→ Exercise prompt: From the entries below, pull out each line where "Brain" appears.

════════════════

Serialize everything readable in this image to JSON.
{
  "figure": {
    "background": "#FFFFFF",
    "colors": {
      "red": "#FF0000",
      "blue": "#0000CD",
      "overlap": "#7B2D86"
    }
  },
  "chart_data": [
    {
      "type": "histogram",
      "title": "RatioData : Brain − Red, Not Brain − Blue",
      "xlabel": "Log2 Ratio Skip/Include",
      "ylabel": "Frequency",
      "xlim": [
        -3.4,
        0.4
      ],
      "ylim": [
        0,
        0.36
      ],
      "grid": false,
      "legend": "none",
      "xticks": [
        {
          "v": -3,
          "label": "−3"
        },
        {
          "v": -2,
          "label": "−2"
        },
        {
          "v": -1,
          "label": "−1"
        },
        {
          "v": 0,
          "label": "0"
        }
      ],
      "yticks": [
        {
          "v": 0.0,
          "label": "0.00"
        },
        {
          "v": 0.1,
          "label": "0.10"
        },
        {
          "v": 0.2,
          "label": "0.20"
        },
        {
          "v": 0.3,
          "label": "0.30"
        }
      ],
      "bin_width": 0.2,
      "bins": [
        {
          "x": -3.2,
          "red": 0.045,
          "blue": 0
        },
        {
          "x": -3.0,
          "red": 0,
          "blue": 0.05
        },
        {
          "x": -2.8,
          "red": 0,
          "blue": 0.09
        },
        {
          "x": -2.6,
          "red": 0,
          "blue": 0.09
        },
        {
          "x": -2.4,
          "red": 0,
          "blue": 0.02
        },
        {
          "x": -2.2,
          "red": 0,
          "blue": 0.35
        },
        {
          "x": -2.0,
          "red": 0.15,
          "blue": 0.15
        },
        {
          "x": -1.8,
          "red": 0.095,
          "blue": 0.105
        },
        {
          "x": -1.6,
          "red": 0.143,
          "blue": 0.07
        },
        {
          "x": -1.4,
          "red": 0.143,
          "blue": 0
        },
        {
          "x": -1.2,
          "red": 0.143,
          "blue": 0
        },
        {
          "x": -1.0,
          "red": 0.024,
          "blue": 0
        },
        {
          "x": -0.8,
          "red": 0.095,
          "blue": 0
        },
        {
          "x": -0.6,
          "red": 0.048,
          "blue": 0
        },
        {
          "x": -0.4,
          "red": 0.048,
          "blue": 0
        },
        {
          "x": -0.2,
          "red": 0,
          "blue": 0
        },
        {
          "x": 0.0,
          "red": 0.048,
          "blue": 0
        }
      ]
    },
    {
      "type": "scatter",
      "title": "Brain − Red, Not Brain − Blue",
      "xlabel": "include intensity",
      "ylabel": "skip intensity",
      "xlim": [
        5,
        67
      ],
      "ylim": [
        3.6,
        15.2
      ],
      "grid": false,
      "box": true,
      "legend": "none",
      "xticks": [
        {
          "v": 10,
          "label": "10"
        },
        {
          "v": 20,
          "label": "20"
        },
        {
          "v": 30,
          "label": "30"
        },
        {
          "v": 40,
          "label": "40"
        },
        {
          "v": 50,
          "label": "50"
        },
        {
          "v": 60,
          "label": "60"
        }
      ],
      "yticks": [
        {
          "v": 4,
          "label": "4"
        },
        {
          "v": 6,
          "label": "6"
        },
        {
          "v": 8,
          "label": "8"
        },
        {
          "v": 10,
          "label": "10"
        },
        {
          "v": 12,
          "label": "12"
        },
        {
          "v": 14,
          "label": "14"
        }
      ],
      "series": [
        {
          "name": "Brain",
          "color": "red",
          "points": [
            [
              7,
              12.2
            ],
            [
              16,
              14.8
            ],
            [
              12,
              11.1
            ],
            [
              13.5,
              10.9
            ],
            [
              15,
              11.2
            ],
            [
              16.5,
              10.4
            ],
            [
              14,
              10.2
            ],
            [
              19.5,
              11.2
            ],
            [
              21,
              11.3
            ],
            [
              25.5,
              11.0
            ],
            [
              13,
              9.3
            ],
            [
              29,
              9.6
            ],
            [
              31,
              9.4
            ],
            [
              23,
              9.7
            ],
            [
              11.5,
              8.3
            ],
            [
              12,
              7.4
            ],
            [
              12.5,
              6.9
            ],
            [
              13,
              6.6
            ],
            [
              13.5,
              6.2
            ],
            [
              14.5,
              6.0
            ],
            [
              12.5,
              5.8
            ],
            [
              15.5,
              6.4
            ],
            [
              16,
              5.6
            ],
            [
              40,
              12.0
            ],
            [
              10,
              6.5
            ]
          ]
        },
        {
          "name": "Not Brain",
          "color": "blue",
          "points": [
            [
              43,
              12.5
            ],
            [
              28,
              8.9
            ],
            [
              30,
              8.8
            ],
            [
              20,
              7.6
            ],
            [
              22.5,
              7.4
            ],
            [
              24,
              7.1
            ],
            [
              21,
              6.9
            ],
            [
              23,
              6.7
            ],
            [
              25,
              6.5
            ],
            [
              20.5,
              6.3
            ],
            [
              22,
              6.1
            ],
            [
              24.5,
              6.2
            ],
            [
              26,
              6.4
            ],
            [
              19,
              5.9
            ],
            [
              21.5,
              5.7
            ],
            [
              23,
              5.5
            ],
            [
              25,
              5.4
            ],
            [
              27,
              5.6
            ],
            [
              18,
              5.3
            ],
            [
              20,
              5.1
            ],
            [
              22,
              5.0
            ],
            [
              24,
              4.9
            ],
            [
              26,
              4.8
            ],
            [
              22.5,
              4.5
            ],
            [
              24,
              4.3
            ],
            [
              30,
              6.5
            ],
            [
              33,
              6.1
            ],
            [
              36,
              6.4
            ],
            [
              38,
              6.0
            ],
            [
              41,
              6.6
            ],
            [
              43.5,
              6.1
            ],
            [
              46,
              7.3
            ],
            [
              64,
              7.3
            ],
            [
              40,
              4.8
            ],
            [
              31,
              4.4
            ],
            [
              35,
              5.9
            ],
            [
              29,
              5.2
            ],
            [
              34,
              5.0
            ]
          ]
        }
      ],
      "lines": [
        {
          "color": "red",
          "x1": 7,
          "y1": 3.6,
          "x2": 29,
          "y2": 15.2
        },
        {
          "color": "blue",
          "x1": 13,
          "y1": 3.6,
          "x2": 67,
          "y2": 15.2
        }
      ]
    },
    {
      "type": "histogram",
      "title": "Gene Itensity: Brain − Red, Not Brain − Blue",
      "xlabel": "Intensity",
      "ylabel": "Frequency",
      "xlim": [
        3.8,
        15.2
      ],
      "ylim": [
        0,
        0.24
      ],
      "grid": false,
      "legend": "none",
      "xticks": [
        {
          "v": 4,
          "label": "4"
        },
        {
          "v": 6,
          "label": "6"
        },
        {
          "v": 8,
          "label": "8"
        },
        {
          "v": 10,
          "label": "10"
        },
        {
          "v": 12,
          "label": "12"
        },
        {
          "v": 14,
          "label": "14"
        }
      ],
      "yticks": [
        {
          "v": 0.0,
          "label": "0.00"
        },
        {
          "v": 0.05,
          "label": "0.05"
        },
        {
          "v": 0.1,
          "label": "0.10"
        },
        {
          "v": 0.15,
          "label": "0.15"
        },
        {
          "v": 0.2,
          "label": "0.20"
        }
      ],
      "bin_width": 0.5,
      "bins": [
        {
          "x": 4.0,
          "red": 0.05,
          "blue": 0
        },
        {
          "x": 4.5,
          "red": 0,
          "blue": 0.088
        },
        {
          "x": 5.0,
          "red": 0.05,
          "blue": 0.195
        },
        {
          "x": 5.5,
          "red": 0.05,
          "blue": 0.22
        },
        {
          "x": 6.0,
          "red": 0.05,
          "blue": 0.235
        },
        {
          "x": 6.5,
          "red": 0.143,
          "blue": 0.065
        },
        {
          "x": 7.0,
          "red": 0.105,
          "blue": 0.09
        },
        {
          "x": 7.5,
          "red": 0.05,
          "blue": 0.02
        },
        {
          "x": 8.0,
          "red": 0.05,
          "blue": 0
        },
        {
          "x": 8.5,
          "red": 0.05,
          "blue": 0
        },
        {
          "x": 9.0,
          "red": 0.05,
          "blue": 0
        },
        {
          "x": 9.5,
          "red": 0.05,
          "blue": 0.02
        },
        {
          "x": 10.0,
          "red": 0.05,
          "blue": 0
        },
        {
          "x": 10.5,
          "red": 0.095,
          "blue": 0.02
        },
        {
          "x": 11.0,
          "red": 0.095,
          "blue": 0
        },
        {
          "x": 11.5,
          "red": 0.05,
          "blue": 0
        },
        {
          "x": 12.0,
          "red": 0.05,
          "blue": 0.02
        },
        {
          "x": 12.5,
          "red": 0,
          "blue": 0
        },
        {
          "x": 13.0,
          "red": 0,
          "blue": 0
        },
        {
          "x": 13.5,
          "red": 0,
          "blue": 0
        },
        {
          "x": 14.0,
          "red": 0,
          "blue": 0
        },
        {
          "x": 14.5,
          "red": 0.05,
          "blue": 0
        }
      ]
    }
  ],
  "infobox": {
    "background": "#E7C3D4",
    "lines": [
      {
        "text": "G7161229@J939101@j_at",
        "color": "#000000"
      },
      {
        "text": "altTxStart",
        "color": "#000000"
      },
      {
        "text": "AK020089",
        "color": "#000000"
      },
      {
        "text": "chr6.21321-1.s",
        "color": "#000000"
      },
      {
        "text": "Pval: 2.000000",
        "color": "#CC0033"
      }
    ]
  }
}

════════════════

→ Output of the exercise:
      "title": "RatioData : Brain − Red, Not Brain − Blue",
      "title": "Brain − Red, Not Brain − Blue",
          "name": "Brain",
          "name": "Not Brain",
      "title": "Gene Itensity: Brain − Red, Not Brain − Blue",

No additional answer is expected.